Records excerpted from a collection
>> Begin

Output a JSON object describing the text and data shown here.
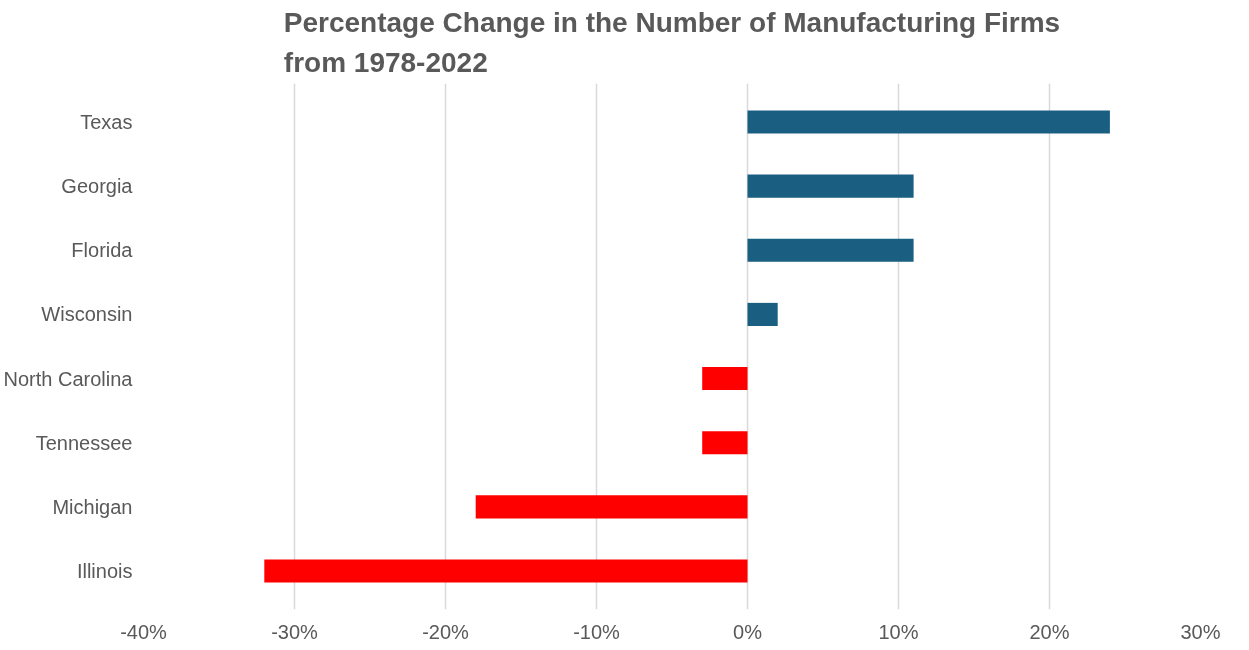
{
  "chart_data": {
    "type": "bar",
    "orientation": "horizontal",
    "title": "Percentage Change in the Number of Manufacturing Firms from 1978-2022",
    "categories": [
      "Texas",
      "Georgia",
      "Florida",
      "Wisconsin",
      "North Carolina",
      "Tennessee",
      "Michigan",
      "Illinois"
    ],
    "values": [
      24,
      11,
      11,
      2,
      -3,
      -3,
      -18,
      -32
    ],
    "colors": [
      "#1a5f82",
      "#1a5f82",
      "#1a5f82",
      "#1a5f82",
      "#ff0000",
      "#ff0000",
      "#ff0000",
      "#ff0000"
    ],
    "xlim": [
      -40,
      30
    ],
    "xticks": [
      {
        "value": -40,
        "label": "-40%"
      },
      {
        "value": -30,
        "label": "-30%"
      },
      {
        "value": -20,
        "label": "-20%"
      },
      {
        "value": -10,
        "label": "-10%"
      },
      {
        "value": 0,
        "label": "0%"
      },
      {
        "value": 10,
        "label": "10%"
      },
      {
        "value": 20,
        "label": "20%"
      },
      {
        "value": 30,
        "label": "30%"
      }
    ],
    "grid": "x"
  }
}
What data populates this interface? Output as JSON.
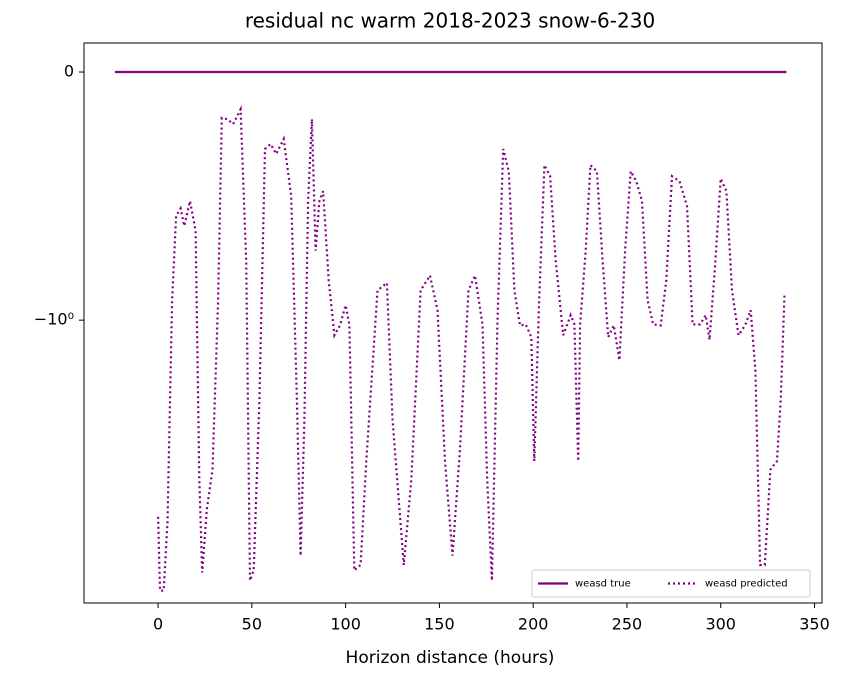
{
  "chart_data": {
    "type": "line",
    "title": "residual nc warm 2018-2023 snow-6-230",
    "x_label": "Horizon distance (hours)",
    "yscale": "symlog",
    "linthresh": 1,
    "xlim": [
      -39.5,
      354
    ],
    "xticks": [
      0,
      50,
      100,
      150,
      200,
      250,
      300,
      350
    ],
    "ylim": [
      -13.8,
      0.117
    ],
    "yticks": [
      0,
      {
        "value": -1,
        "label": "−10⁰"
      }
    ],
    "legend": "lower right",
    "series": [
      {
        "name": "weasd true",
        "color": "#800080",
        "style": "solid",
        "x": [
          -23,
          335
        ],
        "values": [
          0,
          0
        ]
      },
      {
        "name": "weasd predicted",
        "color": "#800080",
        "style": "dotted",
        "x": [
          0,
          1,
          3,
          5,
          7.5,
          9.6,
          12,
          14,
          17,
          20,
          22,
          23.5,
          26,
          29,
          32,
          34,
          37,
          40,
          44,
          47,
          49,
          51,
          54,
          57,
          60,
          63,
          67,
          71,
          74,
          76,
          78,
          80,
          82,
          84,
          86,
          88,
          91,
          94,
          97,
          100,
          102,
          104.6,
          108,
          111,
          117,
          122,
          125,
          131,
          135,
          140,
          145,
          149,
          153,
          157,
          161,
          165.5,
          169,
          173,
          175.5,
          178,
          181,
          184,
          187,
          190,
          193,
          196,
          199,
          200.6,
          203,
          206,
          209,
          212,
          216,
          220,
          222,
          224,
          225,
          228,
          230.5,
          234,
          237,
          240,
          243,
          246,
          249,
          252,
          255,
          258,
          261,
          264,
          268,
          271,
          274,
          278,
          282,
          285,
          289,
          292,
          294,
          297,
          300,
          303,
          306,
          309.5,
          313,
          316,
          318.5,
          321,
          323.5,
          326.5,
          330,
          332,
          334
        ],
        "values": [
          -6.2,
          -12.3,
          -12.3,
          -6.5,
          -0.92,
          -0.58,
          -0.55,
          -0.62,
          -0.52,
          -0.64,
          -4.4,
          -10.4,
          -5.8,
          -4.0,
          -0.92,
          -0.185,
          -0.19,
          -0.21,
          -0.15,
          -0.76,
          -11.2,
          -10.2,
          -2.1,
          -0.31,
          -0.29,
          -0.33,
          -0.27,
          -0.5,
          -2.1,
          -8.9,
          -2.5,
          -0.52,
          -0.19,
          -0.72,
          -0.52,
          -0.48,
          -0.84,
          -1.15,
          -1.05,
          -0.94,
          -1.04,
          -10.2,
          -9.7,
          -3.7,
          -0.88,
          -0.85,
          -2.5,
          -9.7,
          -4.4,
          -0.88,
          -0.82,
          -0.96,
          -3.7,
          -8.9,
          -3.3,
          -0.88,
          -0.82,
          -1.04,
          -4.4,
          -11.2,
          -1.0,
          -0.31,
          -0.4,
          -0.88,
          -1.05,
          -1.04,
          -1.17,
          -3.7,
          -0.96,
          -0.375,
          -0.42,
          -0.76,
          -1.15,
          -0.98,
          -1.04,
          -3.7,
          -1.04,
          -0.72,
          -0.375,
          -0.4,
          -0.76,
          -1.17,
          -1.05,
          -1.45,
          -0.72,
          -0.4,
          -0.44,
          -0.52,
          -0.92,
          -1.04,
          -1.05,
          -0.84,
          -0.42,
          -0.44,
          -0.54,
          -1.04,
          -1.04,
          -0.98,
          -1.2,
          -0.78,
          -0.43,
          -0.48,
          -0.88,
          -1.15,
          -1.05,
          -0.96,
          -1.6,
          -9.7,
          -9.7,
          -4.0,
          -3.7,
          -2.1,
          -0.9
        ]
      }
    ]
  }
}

>> End

Reproduce every line exactly and omit all pictures.

TASK OUTPUT.
Output a JSON object describing the text and data shown here.
{
  "chart_data": {
    "type": "bar",
    "orientation": "horizontal",
    "title": "Percentage Change in the Number of Manufacturing Firms from 1978-2022",
    "categories": [
      "Texas",
      "Georgia",
      "Florida",
      "Wisconsin",
      "North Carolina",
      "Tennessee",
      "Michigan",
      "Illinois"
    ],
    "values": [
      24,
      11,
      11,
      2,
      -3,
      -3,
      -18,
      -32
    ],
    "colors": [
      "#1a5f82",
      "#1a5f82",
      "#1a5f82",
      "#1a5f82",
      "#ff0000",
      "#ff0000",
      "#ff0000",
      "#ff0000"
    ],
    "xlim": [
      -40,
      30
    ],
    "xticks": [
      {
        "value": -40,
        "label": "-40%"
      },
      {
        "value": -30,
        "label": "-30%"
      },
      {
        "value": -20,
        "label": "-20%"
      },
      {
        "value": -10,
        "label": "-10%"
      },
      {
        "value": 0,
        "label": "0%"
      },
      {
        "value": 10,
        "label": "10%"
      },
      {
        "value": 20,
        "label": "20%"
      },
      {
        "value": 30,
        "label": "30%"
      }
    ],
    "grid": "x"
  }
}
What data populates this interface? Output as JSON.
{
  "chart_data": {
    "type": "line",
    "title": "residual nc warm 2018-2023 snow-6-230",
    "x_label": "Horizon distance (hours)",
    "yscale": "symlog",
    "linthresh": 1,
    "xlim": [
      -39.5,
      354
    ],
    "xticks": [
      0,
      50,
      100,
      150,
      200,
      250,
      300,
      350
    ],
    "ylim": [
      -13.8,
      0.117
    ],
    "yticks": [
      0,
      {
        "value": -1,
        "label": "−10⁰"
      }
    ],
    "legend": "lower right",
    "series": [
      {
        "name": "weasd true",
        "color": "#800080",
        "style": "solid",
        "x": [
          -23,
          335
        ],
        "values": [
          0,
          0
        ]
      },
      {
        "name": "weasd predicted",
        "color": "#800080",
        "style": "dotted",
        "x": [
          0,
          1,
          3,
          5,
          7.5,
          9.6,
          12,
          14,
          17,
          20,
          22,
          23.5,
          26,
          29,
          32,
          34,
          37,
          40,
          44,
          47,
          49,
          51,
          54,
          57,
          60,
          63,
          67,
          71,
          74,
          76,
          78,
          80,
          82,
          84,
          86,
          88,
          91,
          94,
          97,
          100,
          102,
          104.6,
          108,
          111,
          117,
          122,
          125,
          131,
          135,
          140,
          145,
          149,
          153,
          157,
          161,
          165.5,
          169,
          173,
          175.5,
          178,
          181,
          184,
          187,
          190,
          193,
          196,
          199,
          200.6,
          203,
          206,
          209,
          212,
          216,
          220,
          222,
          224,
          225,
          228,
          230.5,
          234,
          237,
          240,
          243,
          246,
          249,
          252,
          255,
          258,
          261,
          264,
          268,
          271,
          274,
          278,
          282,
          285,
          289,
          292,
          294,
          297,
          300,
          303,
          306,
          309.5,
          313,
          316,
          318.5,
          321,
          323.5,
          326.5,
          330,
          332,
          334
        ],
        "values": [
          -6.2,
          -12.3,
          -12.3,
          -6.5,
          -0.92,
          -0.58,
          -0.55,
          -0.62,
          -0.52,
          -0.64,
          -4.4,
          -10.4,
          -5.8,
          -4.0,
          -0.92,
          -0.185,
          -0.19,
          -0.21,
          -0.15,
          -0.76,
          -11.2,
          -10.2,
          -2.1,
          -0.31,
          -0.29,
          -0.33,
          -0.27,
          -0.5,
          -2.1,
          -8.9,
          -2.5,
          -0.52,
          -0.19,
          -0.72,
          -0.52,
          -0.48,
          -0.84,
          -1.15,
          -1.05,
          -0.94,
          -1.04,
          -10.2,
          -9.7,
          -3.7,
          -0.88,
          -0.85,
          -2.5,
          -9.7,
          -4.4,
          -0.88,
          -0.82,
          -0.96,
          -3.7,
          -8.9,
          -3.3,
          -0.88,
          -0.82,
          -1.04,
          -4.4,
          -11.2,
          -1.0,
          -0.31,
          -0.4,
          -0.88,
          -1.05,
          -1.04,
          -1.17,
          -3.7,
          -0.96,
          -0.375,
          -0.42,
          -0.76,
          -1.15,
          -0.98,
          -1.04,
          -3.7,
          -1.04,
          -0.72,
          -0.375,
          -0.4,
          -0.76,
          -1.17,
          -1.05,
          -1.45,
          -0.72,
          -0.4,
          -0.44,
          -0.52,
          -0.92,
          -1.04,
          -1.05,
          -0.84,
          -0.42,
          -0.44,
          -0.54,
          -1.04,
          -1.04,
          -0.98,
          -1.2,
          -0.78,
          -0.43,
          -0.48,
          -0.88,
          -1.15,
          -1.05,
          -0.96,
          -1.6,
          -9.7,
          -9.7,
          -4.0,
          -3.7,
          -2.1,
          -0.9
        ]
      }
    ]
  }
}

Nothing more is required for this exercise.